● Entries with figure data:
*-*-*

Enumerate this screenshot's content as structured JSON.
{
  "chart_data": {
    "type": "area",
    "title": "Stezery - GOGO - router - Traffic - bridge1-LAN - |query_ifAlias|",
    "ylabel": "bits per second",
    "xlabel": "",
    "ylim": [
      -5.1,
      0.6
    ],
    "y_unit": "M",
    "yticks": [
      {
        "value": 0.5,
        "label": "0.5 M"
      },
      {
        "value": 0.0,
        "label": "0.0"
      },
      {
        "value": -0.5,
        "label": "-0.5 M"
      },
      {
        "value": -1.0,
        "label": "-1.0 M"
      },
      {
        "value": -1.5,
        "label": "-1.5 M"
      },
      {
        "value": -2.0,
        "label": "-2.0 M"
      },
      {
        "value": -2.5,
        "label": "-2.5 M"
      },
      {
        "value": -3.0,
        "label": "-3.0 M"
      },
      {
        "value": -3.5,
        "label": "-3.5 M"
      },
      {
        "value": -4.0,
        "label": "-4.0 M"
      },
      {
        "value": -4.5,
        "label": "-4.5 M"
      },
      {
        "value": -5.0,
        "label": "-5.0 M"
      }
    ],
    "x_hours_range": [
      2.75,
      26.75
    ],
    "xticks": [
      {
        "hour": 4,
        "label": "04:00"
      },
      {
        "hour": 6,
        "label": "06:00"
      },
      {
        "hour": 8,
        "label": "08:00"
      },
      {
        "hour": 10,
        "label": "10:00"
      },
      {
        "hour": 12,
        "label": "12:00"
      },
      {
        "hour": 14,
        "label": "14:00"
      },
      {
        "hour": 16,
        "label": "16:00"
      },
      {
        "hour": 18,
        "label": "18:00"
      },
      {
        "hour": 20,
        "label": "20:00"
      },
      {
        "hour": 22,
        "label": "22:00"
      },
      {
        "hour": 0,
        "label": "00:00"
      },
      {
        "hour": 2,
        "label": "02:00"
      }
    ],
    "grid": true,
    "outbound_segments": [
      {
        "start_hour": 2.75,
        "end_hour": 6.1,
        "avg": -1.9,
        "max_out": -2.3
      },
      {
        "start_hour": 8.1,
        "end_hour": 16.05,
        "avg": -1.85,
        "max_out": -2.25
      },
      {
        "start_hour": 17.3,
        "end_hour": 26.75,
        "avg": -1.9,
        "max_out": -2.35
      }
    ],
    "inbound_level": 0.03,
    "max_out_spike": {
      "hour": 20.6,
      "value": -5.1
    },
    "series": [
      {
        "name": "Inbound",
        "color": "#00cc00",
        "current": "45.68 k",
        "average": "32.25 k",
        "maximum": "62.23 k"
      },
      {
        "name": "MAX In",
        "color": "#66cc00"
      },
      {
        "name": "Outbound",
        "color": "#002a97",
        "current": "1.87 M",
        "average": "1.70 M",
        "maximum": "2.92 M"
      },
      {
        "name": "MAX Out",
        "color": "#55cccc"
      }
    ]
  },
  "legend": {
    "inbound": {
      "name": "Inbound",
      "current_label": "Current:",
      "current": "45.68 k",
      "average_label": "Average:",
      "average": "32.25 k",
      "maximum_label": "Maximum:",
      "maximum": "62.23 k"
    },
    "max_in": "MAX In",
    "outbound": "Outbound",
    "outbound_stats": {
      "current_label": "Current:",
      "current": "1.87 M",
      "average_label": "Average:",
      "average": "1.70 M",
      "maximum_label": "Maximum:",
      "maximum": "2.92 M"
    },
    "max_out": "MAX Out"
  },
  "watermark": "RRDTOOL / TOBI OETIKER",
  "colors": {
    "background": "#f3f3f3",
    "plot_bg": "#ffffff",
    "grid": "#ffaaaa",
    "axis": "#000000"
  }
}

*-*-*

● WORK REQUIRED: Extract every entry above as it appears.

● RESPONSE BELOW:
Enumerate this screenshot's content as structured JSON.
{
  "chart_data": {
    "type": "area",
    "title": "Stezery - GOGO - router - Traffic - bridge1-LAN - |query_ifAlias|",
    "ylabel": "bits per second",
    "xlabel": "",
    "ylim": [
      -5.1,
      0.6
    ],
    "y_unit": "M",
    "yticks": [
      {
        "value": 0.5,
        "label": "0.5 M"
      },
      {
        "value": 0.0,
        "label": "0.0"
      },
      {
        "value": -0.5,
        "label": "-0.5 M"
      },
      {
        "value": -1.0,
        "label": "-1.0 M"
      },
      {
        "value": -1.5,
        "label": "-1.5 M"
      },
      {
        "value": -2.0,
        "label": "-2.0 M"
      },
      {
        "value": -2.5,
        "label": "-2.5 M"
      },
      {
        "value": -3.0,
        "label": "-3.0 M"
      },
      {
        "value": -3.5,
        "label": "-3.5 M"
      },
      {
        "value": -4.0,
        "label": "-4.0 M"
      },
      {
        "value": -4.5,
        "label": "-4.5 M"
      },
      {
        "value": -5.0,
        "label": "-5.0 M"
      }
    ],
    "x_hours_range": [
      2.75,
      26.75
    ],
    "xticks": [
      {
        "hour": 4,
        "label": "04:00"
      },
      {
        "hour": 6,
        "label": "06:00"
      },
      {
        "hour": 8,
        "label": "08:00"
      },
      {
        "hour": 10,
        "label": "10:00"
      },
      {
        "hour": 12,
        "label": "12:00"
      },
      {
        "hour": 14,
        "label": "14:00"
      },
      {
        "hour": 16,
        "label": "16:00"
      },
      {
        "hour": 18,
        "label": "18:00"
      },
      {
        "hour": 20,
        "label": "20:00"
      },
      {
        "hour": 22,
        "label": "22:00"
      },
      {
        "hour": 0,
        "label": "00:00"
      },
      {
        "hour": 2,
        "label": "02:00"
      }
    ],
    "grid": true,
    "outbound_segments": [
      {
        "start_hour": 2.75,
        "end_hour": 6.1,
        "avg": -1.9,
        "max_out": -2.3
      },
      {
        "start_hour": 8.1,
        "end_hour": 16.05,
        "avg": -1.85,
        "max_out": -2.25
      },
      {
        "start_hour": 17.3,
        "end_hour": 26.75,
        "avg": -1.9,
        "max_out": -2.35
      }
    ],
    "inbound_level": 0.03,
    "max_out_spike": {
      "hour": 20.6,
      "value": -5.1
    },
    "series": [
      {
        "name": "Inbound",
        "color": "#00cc00",
        "current": "45.68 k",
        "average": "32.25 k",
        "maximum": "62.23 k"
      },
      {
        "name": "MAX In",
        "color": "#66cc00"
      },
      {
        "name": "Outbound",
        "color": "#002a97",
        "current": "1.87 M",
        "average": "1.70 M",
        "maximum": "2.92 M"
      },
      {
        "name": "MAX Out",
        "color": "#55cccc"
      }
    ]
  },
  "legend": {
    "inbound": {
      "name": "Inbound",
      "current_label": "Current:",
      "current": "45.68 k",
      "average_label": "Average:",
      "average": "32.25 k",
      "maximum_label": "Maximum:",
      "maximum": "62.23 k"
    },
    "max_in": "MAX In",
    "outbound": "Outbound",
    "outbound_stats": {
      "current_label": "Current:",
      "current": "1.87 M",
      "average_label": "Average:",
      "average": "1.70 M",
      "maximum_label": "Maximum:",
      "maximum": "2.92 M"
    },
    "max_out": "MAX Out"
  },
  "watermark": "RRDTOOL / TOBI OETIKER",
  "colors": {
    "background": "#f3f3f3",
    "plot_bg": "#ffffff",
    "grid": "#ffaaaa",
    "axis": "#000000"
  }
}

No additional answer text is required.